Work instructions >> Show every line in the entries below where the word "JSON" appears.

Stored records >>
◇ ◇ ◇ ◇

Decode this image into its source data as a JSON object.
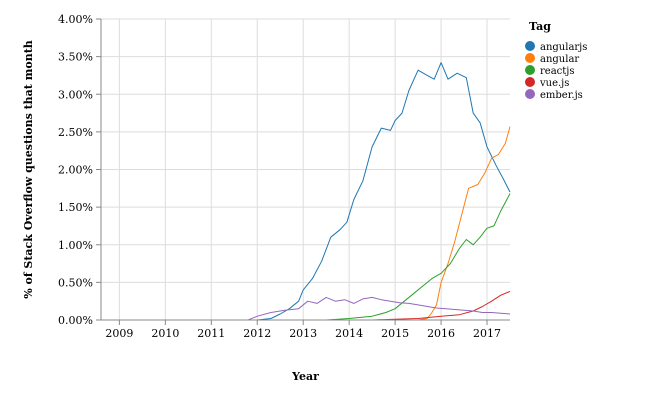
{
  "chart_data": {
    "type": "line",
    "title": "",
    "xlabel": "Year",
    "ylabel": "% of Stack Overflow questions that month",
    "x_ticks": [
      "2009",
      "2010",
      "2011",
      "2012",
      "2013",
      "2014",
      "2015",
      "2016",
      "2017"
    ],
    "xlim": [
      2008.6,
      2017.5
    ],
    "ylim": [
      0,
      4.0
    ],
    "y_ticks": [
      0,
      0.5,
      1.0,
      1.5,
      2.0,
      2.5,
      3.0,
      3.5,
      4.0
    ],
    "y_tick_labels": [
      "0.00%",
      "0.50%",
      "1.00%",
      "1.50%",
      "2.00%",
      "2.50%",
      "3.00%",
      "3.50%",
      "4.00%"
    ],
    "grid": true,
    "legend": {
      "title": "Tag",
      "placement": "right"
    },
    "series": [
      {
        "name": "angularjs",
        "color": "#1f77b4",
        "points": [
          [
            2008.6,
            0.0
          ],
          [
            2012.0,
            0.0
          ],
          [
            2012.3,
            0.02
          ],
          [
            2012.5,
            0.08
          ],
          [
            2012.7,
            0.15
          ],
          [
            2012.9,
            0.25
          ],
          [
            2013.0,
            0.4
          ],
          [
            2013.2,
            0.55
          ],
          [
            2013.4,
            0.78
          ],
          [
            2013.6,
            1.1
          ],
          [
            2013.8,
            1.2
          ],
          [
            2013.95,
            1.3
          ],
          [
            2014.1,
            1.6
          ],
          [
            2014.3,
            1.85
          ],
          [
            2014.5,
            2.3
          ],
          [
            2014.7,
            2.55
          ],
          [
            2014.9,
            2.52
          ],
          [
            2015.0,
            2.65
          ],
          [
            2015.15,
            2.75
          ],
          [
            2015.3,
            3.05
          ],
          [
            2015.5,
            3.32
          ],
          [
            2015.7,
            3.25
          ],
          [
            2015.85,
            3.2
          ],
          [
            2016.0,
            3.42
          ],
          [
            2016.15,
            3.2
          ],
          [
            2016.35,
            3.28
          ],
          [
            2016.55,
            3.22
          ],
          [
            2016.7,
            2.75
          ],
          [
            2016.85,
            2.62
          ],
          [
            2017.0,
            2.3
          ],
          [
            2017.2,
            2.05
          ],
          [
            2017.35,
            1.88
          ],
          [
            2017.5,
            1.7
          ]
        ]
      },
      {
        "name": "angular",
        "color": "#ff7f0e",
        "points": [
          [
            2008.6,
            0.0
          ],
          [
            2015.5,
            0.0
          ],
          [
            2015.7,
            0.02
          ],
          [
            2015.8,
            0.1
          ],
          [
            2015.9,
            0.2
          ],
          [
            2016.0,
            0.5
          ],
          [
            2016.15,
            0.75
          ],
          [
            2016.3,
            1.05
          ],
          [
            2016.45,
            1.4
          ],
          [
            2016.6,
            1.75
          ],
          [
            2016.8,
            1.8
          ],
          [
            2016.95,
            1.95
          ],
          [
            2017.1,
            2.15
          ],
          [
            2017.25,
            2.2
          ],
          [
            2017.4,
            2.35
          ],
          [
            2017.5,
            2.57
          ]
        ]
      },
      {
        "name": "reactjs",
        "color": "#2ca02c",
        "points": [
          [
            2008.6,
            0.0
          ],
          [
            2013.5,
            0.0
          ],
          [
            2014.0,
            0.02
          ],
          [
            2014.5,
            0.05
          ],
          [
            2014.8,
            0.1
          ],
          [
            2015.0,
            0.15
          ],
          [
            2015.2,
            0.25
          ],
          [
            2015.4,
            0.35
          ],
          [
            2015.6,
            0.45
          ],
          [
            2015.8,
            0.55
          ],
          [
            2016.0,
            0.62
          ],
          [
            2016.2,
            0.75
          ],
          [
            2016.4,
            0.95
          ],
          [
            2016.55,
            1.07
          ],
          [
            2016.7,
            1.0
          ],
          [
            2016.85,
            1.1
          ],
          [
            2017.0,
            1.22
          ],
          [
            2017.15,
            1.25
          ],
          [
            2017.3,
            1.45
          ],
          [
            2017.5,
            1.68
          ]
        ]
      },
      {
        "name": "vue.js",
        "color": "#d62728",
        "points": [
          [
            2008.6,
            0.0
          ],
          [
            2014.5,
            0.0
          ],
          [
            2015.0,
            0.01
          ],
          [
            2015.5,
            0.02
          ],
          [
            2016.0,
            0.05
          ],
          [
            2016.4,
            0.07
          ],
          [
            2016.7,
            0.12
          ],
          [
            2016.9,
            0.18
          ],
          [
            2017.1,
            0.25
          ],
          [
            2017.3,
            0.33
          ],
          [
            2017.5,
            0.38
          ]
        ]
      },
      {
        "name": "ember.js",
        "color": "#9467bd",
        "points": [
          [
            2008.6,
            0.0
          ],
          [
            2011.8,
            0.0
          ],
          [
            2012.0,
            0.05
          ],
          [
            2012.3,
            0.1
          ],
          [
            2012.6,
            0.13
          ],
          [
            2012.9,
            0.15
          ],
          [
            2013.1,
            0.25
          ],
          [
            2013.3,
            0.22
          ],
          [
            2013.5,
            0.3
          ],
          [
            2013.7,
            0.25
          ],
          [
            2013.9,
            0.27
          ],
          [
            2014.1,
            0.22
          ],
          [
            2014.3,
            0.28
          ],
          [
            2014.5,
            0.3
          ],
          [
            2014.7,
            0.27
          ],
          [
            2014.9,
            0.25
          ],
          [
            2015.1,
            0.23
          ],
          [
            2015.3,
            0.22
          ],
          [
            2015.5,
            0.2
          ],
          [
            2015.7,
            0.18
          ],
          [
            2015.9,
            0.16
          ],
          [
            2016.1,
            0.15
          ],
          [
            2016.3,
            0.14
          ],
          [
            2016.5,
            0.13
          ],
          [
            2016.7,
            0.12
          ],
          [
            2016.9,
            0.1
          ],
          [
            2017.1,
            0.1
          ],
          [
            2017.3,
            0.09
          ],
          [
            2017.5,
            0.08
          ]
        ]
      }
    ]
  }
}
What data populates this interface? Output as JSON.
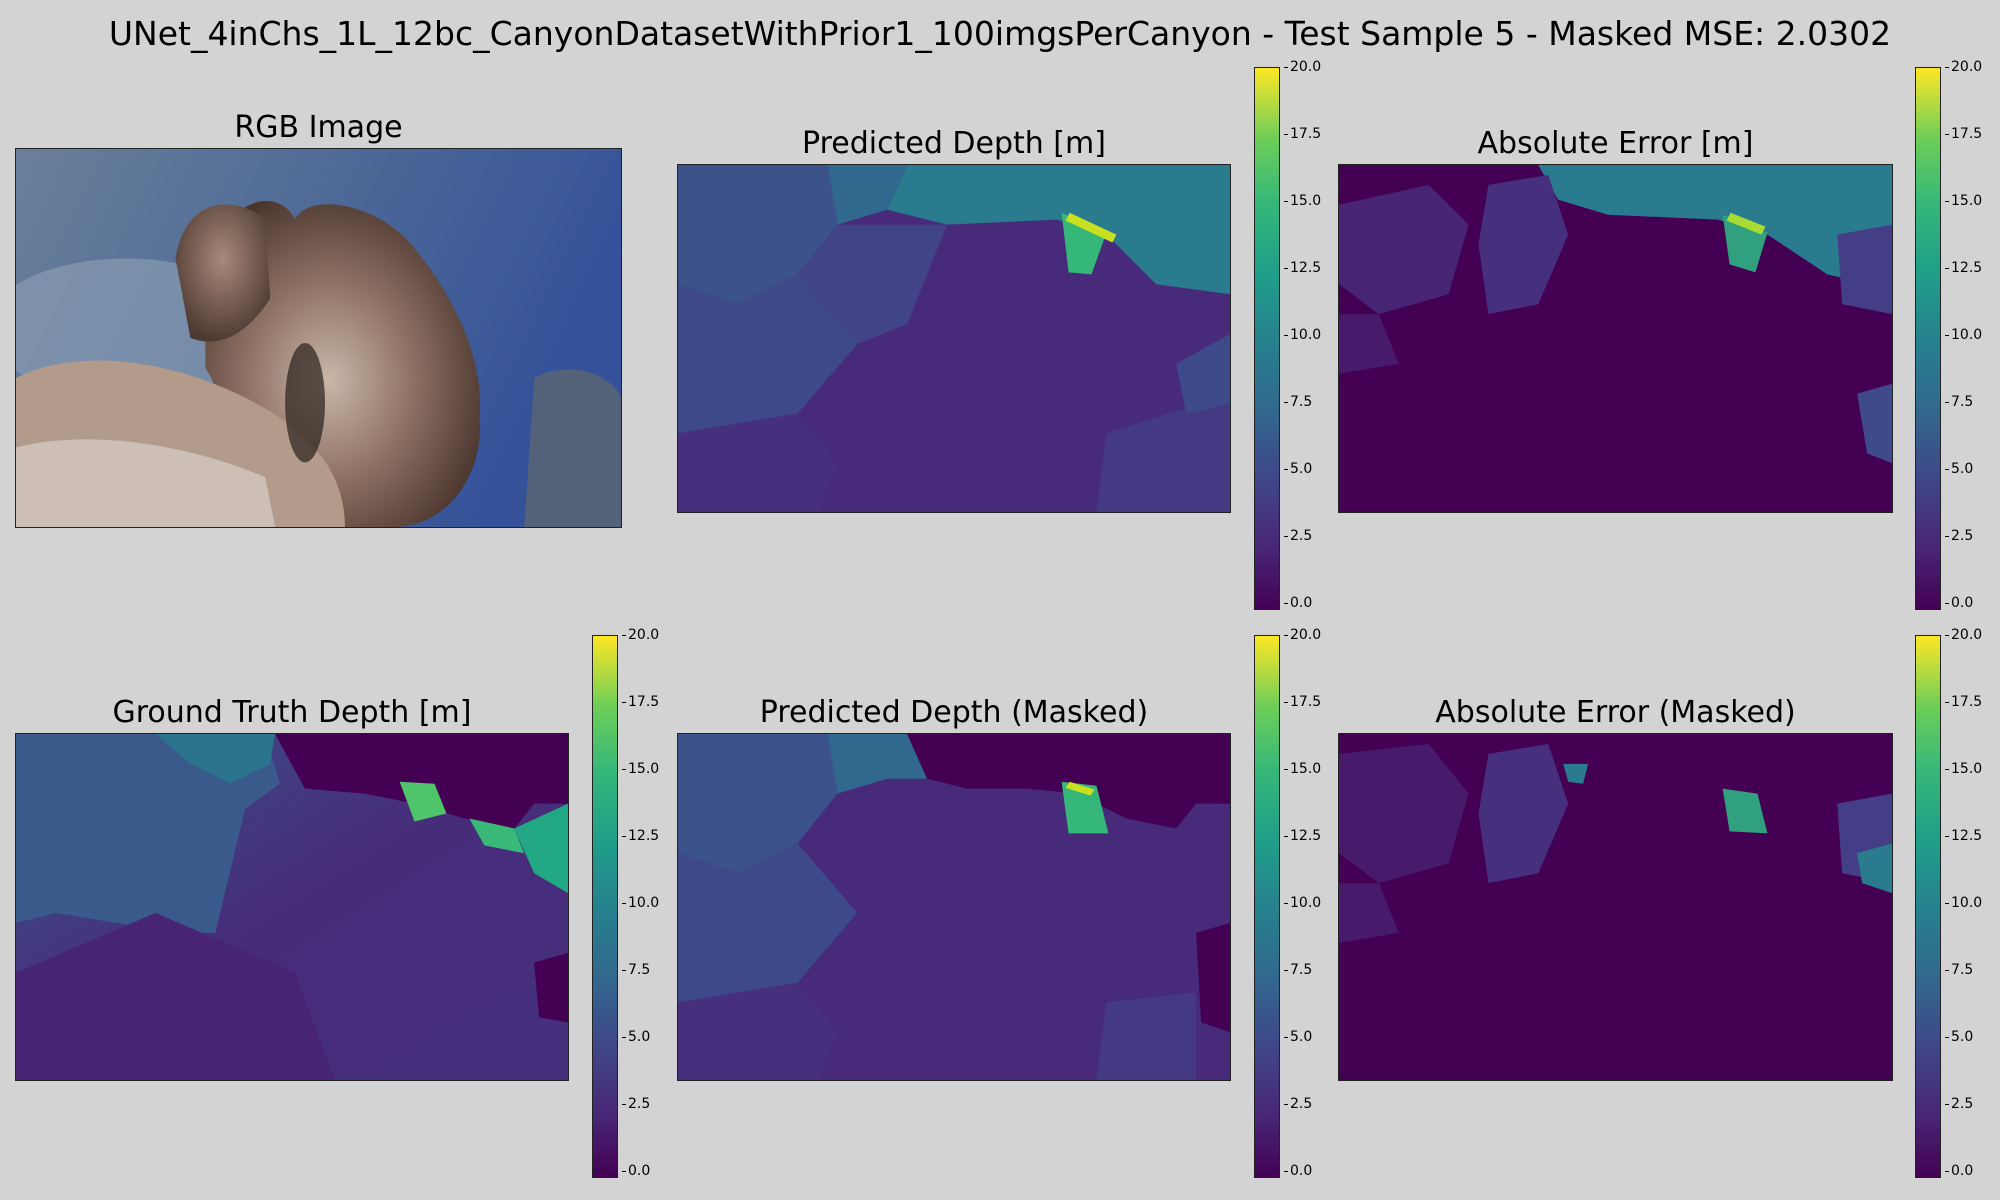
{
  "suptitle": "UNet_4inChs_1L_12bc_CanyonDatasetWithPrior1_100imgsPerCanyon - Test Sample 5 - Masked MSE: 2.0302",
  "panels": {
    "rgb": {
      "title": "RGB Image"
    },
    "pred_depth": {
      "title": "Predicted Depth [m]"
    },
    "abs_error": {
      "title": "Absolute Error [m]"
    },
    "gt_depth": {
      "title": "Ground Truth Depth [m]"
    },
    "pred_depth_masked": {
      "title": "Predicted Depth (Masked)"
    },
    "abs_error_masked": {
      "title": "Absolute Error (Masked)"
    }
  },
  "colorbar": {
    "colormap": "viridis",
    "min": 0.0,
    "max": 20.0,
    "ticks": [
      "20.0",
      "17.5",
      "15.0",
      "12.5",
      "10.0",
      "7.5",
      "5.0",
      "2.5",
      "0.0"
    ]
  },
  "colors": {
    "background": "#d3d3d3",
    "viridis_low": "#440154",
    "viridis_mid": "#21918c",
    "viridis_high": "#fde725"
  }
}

◇ ◇ ◇ ◇

Correct answer >>
Decode this image into its source data as a JSON object.
What data populates this interface? Output as JSON.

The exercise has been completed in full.